In the listing below, identify each line with the word "JSON" and return those lines.

--- SUPPLIED RECORDS ---

START

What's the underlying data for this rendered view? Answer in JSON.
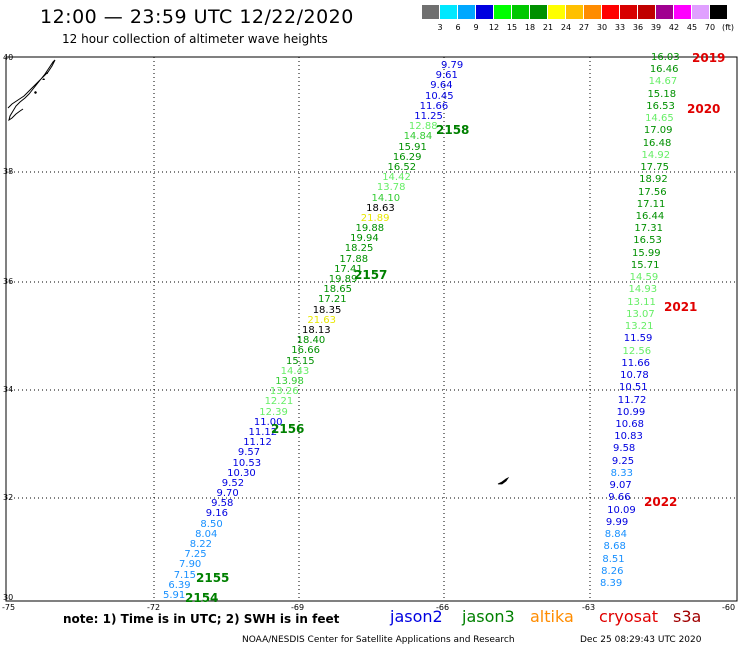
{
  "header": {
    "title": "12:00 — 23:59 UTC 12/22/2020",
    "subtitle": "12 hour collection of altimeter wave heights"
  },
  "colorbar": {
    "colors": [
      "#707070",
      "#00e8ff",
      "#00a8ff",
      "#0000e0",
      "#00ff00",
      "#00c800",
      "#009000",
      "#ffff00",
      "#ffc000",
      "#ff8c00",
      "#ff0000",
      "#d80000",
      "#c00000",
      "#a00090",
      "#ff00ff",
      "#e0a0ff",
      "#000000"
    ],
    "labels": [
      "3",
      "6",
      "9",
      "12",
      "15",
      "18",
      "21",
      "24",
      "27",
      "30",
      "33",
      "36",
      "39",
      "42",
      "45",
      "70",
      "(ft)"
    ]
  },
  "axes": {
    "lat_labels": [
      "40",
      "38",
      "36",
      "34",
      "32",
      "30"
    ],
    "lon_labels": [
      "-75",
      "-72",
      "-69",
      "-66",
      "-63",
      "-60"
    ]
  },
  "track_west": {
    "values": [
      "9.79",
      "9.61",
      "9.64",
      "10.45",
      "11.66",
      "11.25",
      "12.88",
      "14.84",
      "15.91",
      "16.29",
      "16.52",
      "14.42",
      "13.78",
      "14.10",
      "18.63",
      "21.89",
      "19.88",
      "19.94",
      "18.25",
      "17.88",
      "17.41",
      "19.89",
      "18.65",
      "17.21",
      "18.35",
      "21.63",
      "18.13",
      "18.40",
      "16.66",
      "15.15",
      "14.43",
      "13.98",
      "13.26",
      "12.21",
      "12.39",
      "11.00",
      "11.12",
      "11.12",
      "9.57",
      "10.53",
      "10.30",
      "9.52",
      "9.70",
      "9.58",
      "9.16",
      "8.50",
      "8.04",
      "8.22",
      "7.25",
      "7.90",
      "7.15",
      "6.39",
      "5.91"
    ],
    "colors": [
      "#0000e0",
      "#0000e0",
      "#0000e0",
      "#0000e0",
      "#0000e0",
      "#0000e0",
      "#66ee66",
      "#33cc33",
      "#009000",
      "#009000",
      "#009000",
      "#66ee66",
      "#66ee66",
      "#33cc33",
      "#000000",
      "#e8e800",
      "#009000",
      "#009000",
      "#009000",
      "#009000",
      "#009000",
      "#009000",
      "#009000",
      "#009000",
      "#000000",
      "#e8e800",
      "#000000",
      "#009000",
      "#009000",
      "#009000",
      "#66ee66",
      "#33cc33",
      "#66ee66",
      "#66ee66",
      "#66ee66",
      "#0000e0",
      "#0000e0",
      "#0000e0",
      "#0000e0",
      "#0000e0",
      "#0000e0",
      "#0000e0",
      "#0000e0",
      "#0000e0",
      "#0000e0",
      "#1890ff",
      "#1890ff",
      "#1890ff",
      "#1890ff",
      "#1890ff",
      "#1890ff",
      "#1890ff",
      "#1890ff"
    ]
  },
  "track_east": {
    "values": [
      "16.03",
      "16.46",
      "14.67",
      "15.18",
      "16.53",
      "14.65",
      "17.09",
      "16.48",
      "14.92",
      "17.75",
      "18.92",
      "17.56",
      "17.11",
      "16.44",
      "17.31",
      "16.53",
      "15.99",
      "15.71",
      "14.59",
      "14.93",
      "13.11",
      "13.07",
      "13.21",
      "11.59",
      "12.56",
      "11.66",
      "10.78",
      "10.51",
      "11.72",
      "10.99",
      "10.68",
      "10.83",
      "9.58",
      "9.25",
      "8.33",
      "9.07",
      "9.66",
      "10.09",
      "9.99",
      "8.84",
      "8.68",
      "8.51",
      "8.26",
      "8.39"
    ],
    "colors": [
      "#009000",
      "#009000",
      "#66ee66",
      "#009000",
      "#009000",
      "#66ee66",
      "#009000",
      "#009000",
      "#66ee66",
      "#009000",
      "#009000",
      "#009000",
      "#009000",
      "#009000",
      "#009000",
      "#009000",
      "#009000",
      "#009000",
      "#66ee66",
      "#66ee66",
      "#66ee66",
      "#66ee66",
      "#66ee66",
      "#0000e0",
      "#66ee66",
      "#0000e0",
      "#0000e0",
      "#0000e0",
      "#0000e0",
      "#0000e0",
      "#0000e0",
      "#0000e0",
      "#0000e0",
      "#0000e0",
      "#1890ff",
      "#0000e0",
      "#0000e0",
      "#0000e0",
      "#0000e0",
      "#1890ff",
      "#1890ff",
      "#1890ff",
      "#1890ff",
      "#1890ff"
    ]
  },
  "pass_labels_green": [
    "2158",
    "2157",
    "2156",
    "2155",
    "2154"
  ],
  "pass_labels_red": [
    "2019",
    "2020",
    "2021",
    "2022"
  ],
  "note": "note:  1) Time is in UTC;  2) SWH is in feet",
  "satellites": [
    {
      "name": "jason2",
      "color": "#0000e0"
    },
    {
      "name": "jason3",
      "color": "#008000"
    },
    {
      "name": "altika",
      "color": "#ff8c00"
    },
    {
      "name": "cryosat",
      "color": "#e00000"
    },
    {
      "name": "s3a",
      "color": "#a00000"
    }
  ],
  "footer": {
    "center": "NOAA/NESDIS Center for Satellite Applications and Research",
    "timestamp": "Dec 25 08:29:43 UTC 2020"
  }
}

END
START

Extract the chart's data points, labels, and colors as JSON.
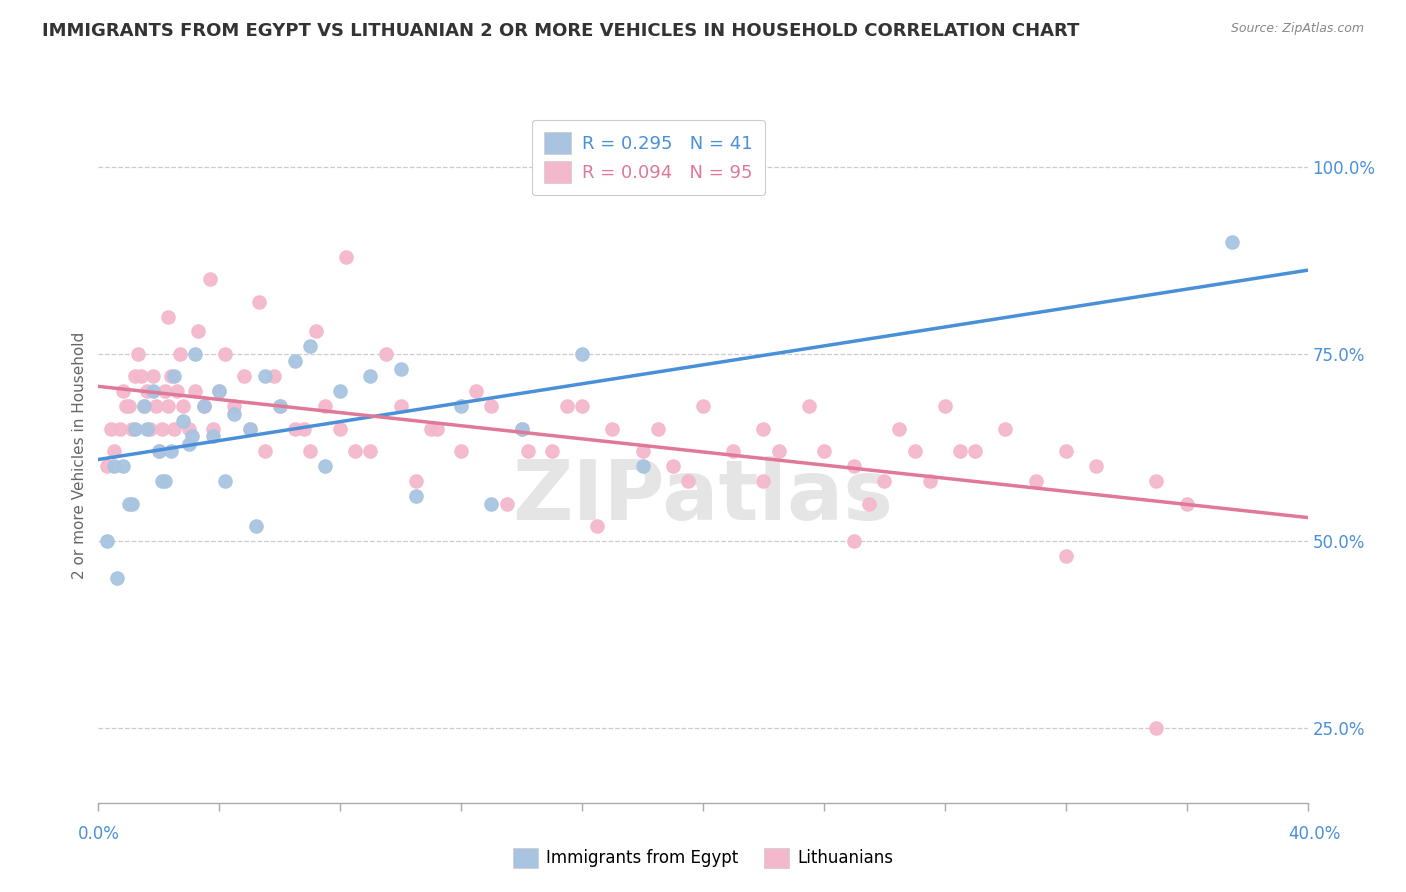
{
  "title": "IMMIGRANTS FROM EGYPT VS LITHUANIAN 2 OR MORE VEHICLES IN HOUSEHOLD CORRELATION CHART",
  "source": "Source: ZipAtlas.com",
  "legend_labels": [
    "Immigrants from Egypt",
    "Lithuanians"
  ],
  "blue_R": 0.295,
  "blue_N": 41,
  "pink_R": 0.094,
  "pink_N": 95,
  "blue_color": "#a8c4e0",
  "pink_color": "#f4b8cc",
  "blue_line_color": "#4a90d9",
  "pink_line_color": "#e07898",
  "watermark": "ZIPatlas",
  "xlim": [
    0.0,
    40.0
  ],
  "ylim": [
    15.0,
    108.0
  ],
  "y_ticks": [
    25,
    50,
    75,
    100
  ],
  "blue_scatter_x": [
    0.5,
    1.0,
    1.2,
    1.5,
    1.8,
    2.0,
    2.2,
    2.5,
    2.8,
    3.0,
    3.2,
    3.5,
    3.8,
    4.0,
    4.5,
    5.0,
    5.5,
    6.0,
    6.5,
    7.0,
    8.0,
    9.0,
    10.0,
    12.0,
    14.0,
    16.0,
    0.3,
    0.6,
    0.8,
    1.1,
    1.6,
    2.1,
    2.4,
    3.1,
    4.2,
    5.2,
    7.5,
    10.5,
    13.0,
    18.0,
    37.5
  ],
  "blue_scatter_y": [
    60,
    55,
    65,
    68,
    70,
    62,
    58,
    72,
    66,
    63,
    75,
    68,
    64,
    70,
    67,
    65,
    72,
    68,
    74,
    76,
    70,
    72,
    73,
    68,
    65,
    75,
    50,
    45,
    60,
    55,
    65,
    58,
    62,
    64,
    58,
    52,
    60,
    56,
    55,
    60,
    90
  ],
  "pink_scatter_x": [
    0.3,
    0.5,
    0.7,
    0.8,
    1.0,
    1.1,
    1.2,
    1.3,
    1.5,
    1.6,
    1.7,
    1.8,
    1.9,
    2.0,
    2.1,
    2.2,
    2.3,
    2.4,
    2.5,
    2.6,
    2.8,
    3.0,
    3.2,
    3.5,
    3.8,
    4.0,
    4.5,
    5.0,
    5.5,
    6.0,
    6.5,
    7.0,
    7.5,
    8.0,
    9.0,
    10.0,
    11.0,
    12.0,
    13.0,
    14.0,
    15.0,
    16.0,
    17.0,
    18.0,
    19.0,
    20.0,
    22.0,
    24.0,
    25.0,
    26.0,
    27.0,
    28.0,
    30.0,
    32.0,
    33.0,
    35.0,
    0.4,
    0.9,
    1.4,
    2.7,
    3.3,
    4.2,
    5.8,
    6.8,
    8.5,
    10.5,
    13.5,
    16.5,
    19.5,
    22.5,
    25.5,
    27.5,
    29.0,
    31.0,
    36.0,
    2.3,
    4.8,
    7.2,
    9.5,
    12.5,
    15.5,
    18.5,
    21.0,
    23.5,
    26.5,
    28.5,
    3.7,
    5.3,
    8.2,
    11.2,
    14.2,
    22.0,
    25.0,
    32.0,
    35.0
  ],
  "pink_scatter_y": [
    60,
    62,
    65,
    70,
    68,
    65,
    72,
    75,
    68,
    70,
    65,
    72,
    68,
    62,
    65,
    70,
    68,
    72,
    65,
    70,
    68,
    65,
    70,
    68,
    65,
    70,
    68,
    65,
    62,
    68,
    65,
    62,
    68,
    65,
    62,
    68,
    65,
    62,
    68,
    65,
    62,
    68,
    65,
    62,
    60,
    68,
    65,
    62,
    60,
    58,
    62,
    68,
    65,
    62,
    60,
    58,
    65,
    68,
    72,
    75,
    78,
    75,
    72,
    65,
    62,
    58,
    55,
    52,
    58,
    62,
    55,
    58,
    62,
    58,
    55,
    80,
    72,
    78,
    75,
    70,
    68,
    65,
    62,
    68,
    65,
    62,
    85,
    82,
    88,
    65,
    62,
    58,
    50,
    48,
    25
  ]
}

END

--- RESULT ---
What's the underlying data for this rendered view? Answer in JSON.
Extract the chart's data points, labels, and colors as JSON.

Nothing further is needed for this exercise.